PROBLEM TO WORK ON: Extract all lines containing "experiment".

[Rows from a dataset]
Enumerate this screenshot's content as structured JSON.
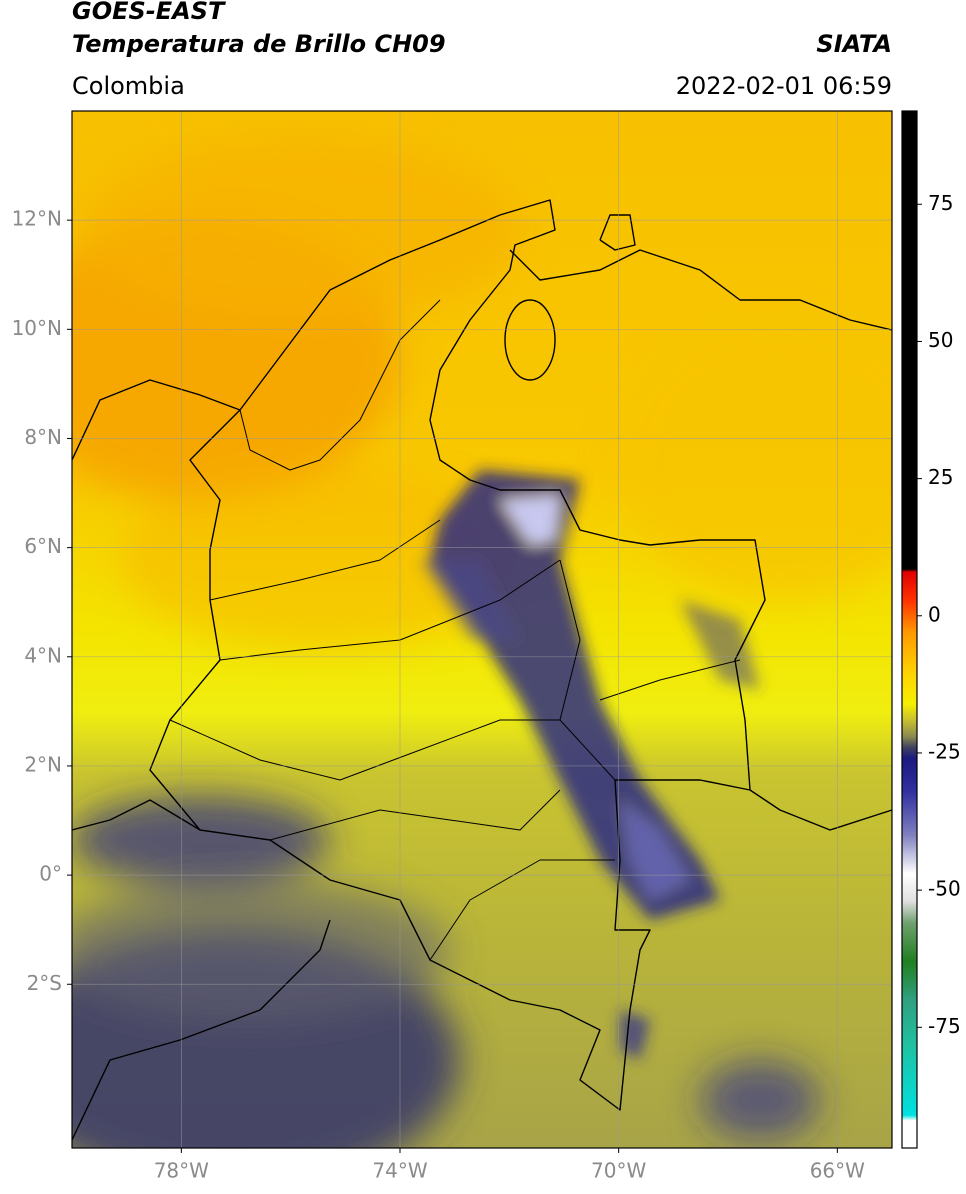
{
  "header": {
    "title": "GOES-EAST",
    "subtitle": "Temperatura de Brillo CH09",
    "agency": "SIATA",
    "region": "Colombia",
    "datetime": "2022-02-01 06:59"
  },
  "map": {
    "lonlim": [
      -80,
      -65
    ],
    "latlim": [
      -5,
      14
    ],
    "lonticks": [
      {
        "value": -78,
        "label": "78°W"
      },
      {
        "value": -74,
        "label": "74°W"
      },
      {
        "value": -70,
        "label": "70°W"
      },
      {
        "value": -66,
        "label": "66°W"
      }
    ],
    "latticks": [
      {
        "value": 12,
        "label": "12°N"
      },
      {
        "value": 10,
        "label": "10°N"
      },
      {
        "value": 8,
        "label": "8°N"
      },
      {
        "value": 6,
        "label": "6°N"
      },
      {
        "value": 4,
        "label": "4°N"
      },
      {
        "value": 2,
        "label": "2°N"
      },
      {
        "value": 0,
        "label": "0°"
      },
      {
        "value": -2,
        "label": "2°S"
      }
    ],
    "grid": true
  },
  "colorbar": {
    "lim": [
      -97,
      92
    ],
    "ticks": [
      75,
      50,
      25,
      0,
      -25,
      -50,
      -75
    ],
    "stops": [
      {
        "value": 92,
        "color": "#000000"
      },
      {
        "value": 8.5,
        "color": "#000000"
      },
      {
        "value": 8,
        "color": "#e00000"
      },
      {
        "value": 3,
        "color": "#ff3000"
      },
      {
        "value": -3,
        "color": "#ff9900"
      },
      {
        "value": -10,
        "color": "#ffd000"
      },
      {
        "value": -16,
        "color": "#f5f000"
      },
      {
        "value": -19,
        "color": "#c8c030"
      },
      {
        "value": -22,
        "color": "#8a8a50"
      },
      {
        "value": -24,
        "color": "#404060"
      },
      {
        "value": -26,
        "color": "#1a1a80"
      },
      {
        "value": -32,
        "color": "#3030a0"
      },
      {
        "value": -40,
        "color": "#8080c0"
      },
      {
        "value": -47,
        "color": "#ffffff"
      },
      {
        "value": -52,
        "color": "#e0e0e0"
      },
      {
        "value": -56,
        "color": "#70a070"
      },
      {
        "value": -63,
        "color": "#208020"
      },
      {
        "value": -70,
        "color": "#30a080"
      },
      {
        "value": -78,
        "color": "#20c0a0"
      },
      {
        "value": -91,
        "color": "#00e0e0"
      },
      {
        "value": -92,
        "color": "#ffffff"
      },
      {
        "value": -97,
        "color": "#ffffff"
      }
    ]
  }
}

---

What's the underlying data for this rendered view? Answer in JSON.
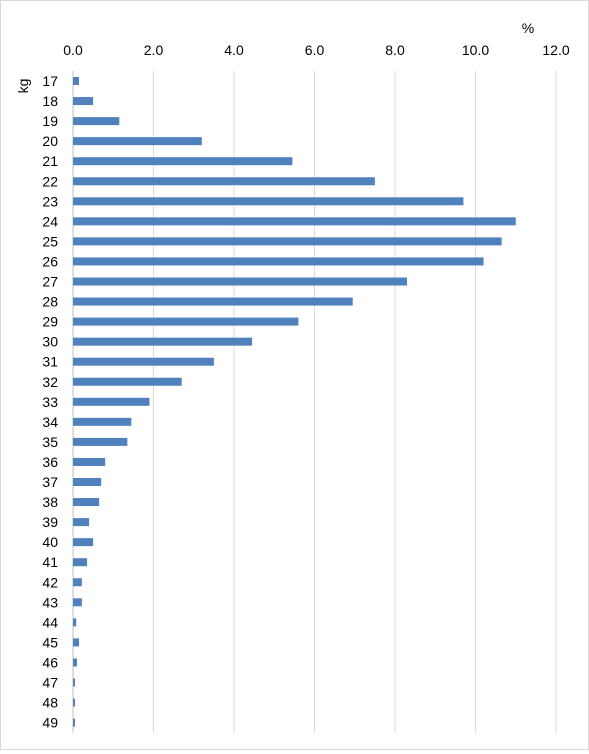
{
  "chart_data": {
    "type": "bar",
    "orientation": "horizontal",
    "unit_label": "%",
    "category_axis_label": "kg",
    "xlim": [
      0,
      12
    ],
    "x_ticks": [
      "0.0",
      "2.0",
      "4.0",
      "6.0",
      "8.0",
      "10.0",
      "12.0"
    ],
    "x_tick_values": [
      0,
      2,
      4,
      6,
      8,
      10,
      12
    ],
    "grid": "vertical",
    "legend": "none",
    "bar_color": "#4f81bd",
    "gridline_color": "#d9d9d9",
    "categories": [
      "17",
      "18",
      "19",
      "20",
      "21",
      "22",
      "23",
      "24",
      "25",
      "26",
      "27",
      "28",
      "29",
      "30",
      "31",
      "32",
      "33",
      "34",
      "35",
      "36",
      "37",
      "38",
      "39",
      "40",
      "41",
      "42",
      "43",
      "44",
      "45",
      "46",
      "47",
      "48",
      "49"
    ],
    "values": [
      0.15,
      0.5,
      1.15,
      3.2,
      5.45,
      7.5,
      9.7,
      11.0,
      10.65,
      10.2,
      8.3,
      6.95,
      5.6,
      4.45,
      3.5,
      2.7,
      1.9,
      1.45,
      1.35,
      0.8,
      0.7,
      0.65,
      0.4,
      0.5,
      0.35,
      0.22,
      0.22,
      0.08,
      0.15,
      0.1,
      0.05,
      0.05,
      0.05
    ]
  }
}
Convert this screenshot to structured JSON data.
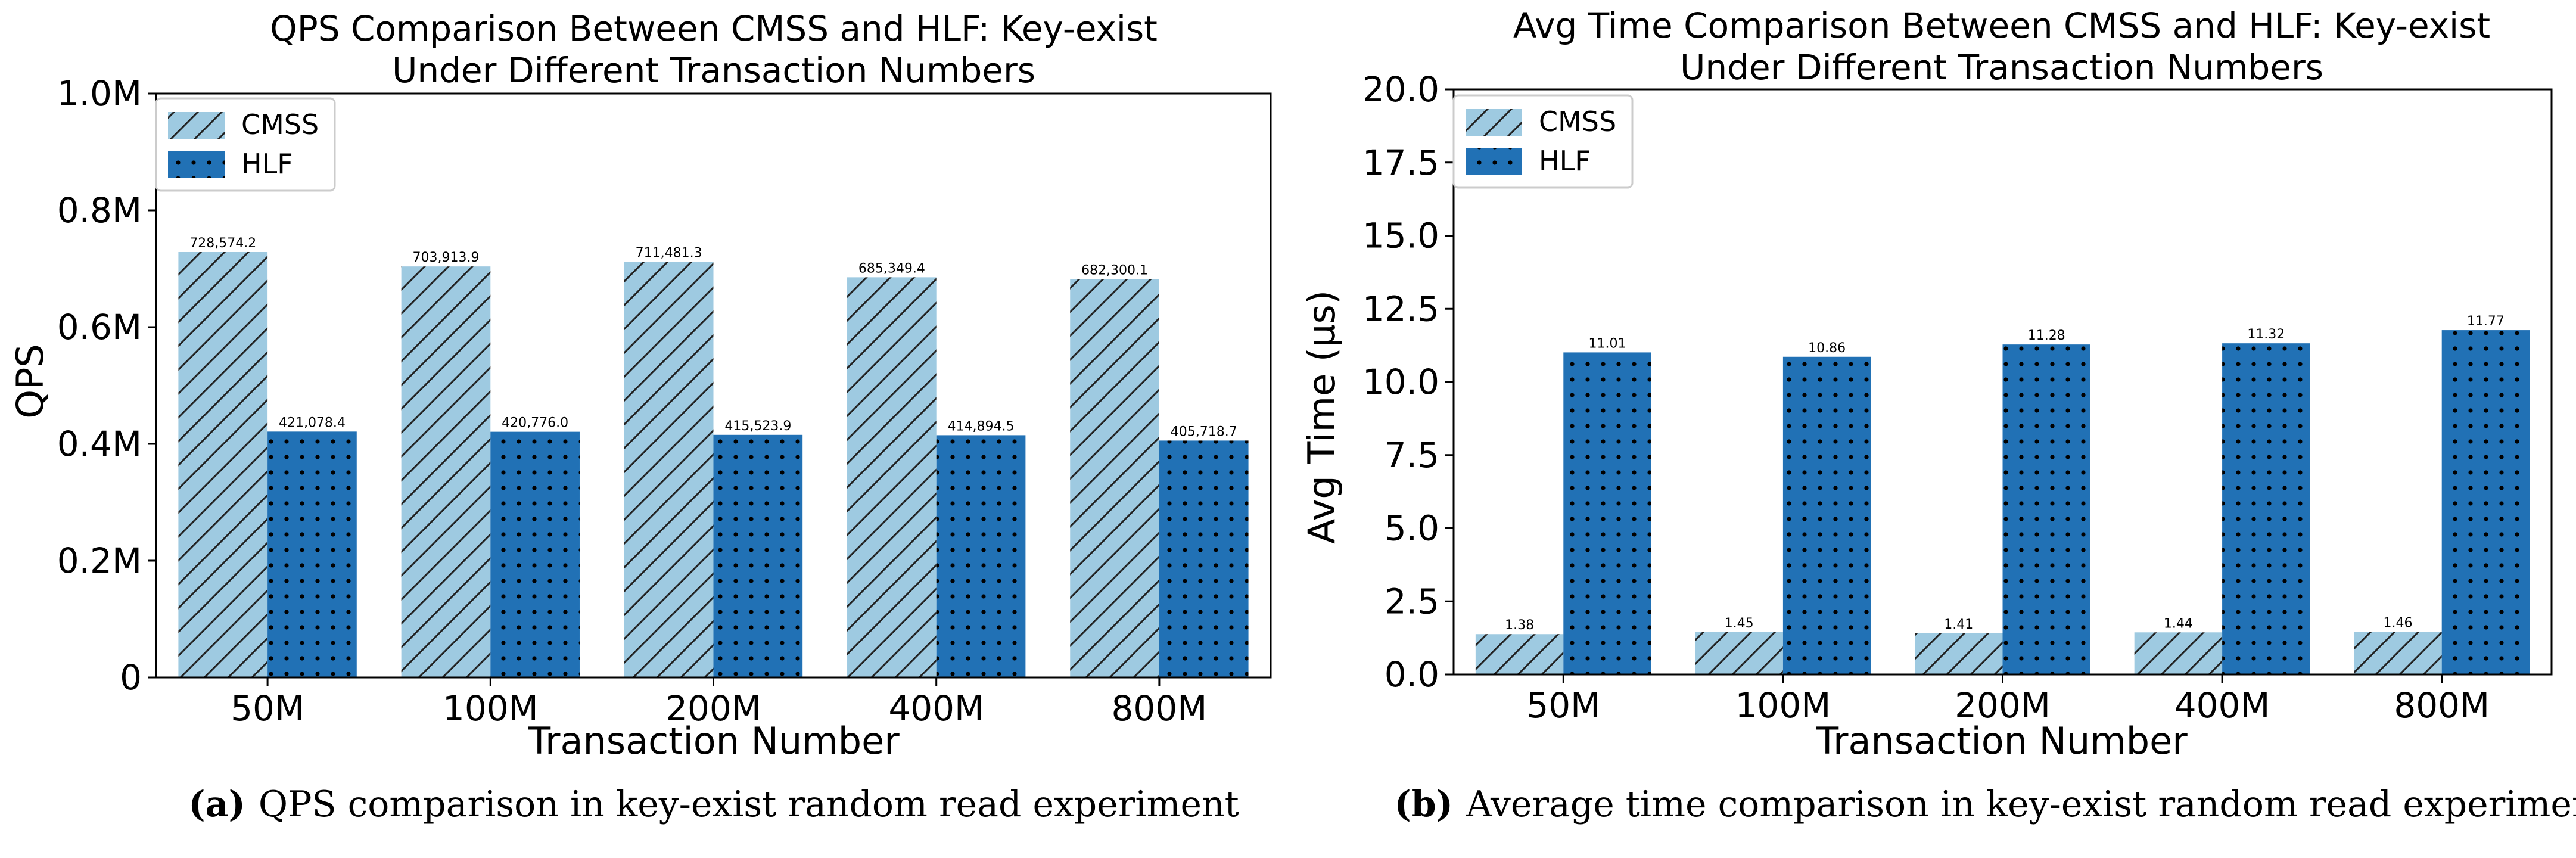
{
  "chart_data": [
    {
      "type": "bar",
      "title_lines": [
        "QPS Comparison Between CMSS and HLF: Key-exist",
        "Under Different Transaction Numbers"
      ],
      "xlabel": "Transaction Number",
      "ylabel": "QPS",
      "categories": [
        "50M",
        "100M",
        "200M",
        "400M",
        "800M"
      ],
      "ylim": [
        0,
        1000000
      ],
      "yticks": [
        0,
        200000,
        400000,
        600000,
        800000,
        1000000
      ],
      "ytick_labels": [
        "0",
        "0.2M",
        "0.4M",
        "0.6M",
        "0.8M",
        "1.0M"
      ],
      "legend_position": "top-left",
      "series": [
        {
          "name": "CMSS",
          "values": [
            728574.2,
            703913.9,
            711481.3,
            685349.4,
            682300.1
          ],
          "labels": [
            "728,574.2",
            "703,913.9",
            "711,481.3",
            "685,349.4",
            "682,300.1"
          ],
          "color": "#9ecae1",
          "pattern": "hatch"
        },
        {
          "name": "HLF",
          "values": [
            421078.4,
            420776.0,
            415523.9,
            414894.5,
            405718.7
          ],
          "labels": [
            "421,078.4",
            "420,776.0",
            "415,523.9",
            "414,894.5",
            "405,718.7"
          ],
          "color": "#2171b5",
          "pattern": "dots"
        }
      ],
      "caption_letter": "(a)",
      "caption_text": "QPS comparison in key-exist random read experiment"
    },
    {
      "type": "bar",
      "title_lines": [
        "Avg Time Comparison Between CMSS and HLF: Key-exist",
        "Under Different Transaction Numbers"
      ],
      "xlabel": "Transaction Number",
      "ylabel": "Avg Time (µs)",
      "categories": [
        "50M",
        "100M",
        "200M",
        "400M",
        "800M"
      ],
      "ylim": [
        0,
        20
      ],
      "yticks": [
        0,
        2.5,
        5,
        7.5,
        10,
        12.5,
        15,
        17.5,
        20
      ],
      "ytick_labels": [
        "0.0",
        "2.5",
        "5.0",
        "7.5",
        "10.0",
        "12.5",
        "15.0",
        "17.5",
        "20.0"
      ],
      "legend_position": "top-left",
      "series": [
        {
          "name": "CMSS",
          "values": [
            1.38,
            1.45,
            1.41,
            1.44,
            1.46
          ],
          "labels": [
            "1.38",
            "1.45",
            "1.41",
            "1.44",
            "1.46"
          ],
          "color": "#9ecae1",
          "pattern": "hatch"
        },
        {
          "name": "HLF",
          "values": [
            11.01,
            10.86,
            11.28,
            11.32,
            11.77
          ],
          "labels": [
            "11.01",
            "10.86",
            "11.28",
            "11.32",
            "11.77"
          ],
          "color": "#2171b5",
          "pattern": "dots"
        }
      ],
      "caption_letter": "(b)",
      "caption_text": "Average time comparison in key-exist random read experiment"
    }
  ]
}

FINISHED EXERCISE:
      "caption_text": "QPS comparison in key-exist random read experiment"
      "caption_text": "Average time comparison in key-exist random read experiment"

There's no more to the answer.